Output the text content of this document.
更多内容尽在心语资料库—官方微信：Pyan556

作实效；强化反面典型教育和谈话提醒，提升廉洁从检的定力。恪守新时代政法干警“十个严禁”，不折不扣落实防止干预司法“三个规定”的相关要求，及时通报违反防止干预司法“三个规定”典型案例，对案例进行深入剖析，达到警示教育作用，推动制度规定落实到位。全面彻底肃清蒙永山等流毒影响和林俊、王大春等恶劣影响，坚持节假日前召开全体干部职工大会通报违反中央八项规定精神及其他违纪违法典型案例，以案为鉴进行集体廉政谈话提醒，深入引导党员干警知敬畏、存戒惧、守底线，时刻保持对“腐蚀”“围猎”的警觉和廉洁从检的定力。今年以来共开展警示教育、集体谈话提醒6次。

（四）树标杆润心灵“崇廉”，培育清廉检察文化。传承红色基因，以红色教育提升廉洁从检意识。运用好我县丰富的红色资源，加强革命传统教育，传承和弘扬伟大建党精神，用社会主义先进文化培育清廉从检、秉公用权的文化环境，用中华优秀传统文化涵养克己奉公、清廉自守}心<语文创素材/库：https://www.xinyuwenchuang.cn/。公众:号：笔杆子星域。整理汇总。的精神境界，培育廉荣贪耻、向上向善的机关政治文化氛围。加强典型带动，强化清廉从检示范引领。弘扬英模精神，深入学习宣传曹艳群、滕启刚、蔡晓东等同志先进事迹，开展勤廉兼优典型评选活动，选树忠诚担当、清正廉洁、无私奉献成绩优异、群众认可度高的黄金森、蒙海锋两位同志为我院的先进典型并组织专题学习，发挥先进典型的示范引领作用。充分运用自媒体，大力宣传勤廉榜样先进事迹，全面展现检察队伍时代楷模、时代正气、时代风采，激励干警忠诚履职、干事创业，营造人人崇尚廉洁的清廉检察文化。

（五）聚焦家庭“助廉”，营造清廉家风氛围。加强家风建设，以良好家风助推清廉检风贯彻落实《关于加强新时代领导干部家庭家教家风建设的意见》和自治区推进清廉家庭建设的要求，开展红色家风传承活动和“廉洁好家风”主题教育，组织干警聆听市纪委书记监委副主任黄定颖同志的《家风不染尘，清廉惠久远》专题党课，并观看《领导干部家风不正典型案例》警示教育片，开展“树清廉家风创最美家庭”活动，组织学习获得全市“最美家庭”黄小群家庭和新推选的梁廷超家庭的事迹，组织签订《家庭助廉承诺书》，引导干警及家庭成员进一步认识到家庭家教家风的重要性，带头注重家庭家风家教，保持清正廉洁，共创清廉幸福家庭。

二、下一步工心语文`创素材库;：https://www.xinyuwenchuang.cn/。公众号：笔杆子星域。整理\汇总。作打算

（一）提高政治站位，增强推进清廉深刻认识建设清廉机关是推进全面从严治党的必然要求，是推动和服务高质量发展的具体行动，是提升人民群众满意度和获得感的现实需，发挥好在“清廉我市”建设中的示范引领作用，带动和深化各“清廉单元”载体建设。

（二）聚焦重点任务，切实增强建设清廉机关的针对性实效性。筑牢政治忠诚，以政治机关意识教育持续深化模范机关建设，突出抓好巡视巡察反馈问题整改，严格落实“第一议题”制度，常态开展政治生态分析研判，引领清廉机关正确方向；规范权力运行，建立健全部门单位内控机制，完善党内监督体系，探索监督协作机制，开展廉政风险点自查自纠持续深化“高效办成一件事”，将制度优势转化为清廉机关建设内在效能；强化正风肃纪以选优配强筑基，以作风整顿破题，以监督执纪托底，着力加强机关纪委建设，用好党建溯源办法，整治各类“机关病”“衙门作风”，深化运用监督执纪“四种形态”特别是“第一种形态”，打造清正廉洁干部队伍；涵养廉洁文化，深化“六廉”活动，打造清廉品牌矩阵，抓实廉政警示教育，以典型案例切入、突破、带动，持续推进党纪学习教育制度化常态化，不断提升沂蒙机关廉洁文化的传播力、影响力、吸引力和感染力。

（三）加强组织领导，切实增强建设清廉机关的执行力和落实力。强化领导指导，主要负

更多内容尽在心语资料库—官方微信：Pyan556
-=-=-=-=-
◆ Do this ◆
From the records above, extract everything verbatim.

◆ Response for this exercise ◆
Output the text content of this document.
更多内容尽在心语资料库—官方微信：Pyan556

作实效；强化反面典型教育和谈话提醒，提升廉洁从检的定力。恪守新时代政法干警“十个严禁”，不折不扣落实防止干预司法“三个规定”的相关要求，及时通报违反防止干预司法“三个规定”典型案例，对案例进行深入剖析，达到警示教育作用，推动制度规定落实到位。全面彻底肃清蒙永山等流毒影响和林俊、王大春等恶劣影响，坚持节假日前召开全体干部职工大会通报违反中央八项规定精神及其他违纪违法典型案例，以案为鉴进行集体廉政谈话提醒，深入引导党员干警知敬畏、存戒惧、守底线，时刻保持对“腐蚀”“围猎”的警觉和廉洁从检的定力。今年以来共开展警示教育、集体谈话提醒6次。

（四）树标杆润心灵“崇廉”，培育清廉检察文化。传承红色基因，以红色教育提升廉洁从检意识。运用好我县丰富的红色资源，加强革命传统教育，传承和弘扬伟大建党精神，用社会主义先进文化培育清廉从检、秉公用权的文化环境，用中华优秀传统文化涵养克己奉公、清廉自守}心<语文创素材/库：https://www.xinyuwenchuang.cn/。公众:号：笔杆子星域。整理汇总。的精神境界，培育廉荣贪耻、向上向善的机关政治文化氛围。加强典型带动，强化清廉从检示范引领。弘扬英模精神，深入学习宣传曹艳群、滕启刚、蔡晓东等同志先进事迹，开展勤廉兼优典型评选活动，选树忠诚担当、清正廉洁、无私奉献成绩优异、群众认可度高的黄金森、蒙海锋两位同志为我院的先进典型并组织专题学习，发挥先进典型的示范引领作用。充分运用自媒体，大力宣传勤廉榜样先进事迹，全面展现检察队伍时代楷模、时代正气、时代风采，激励干警忠诚履职、干事创业，营造人人崇尚廉洁的清廉检察文化。

（五）聚焦家庭“助廉”，营造清廉家风氛围。加强家风建设，以良好家风助推清廉检风贯彻落实《关于加强新时代领导干部家庭家教家风建设的意见》和自治区推进清廉家庭建设的要求，开展红色家风传承活动和“廉洁好家风”主题教育，组织干警聆听市纪委书记监委副主任黄定颖同志的《家风不染尘，清廉惠久远》专题党课，并观看《领导干部家风不正典型案例》警示教育片，开展“树清廉家风创最美家庭”活动，组织学习获得全市“最美家庭”黄小群家庭和新推选的梁廷超家庭的事迹，组织签订《家庭助廉承诺书》，引导干警及家庭成员进一步认识到家庭家教家风的重要性，带头注重家庭家风家教，保持清正廉洁，共创清廉幸福家庭。

二、下一步工心语文`创素材库;：https://www.xinyuwenchuang.cn/。公众号：笔杆子星域。整理\汇总。作打算

（一）提高政治站位，增强推进清廉深刻认识建设清廉机关是推进全面从严治党的必然要求，是推动和服务高质量发展的具体行动，是提升人民群众满意度和获得感的现实需，发挥好在“清廉我市”建设中的示范引领作用，带动和深化各“清廉单元”载体建设。

（二）聚焦重点任务，切实增强建设清廉机关的针对性实效性。筑牢政治忠诚，以政治机关意识教育持续深化模范机关建设，突出抓好巡视巡察反馈问题整改，严格落实“第一议题”制度，常态开展政治生态分析研判，引领清廉机关正确方向；规范权力运行，建立健全部门单位内控机制，完善党内监督体系，探索监督协作机制，开展廉政风险点自查自纠持续深化“高效办成一件事”，将制度优势转化为清廉机关建设内在效能；强化正风肃纪以选优配强筑基，以作风整顿破题，以监督执纪托底，着力加强机关纪委建设，用好党建溯源办法，整治各类“机关病”“衙门作风”，深化运用监督执纪“四种形态”特别是“第一种形态”，打造清正廉洁干部队伍；涵养廉洁文化，深化“六廉”活动，打造清廉品牌矩阵，抓实廉政警示教育，以典型案例切入、突破、带动，持续推进党纪学习教育制度化常态化，不断提升沂蒙机关廉洁文化的传播力、影响力、吸引力和感染力。

（三）加强组织领导，切实增强建设清廉机关的执行力和落实力。强化领导指导，主要负

更多内容尽在心语资料库—官方微信：Pyan556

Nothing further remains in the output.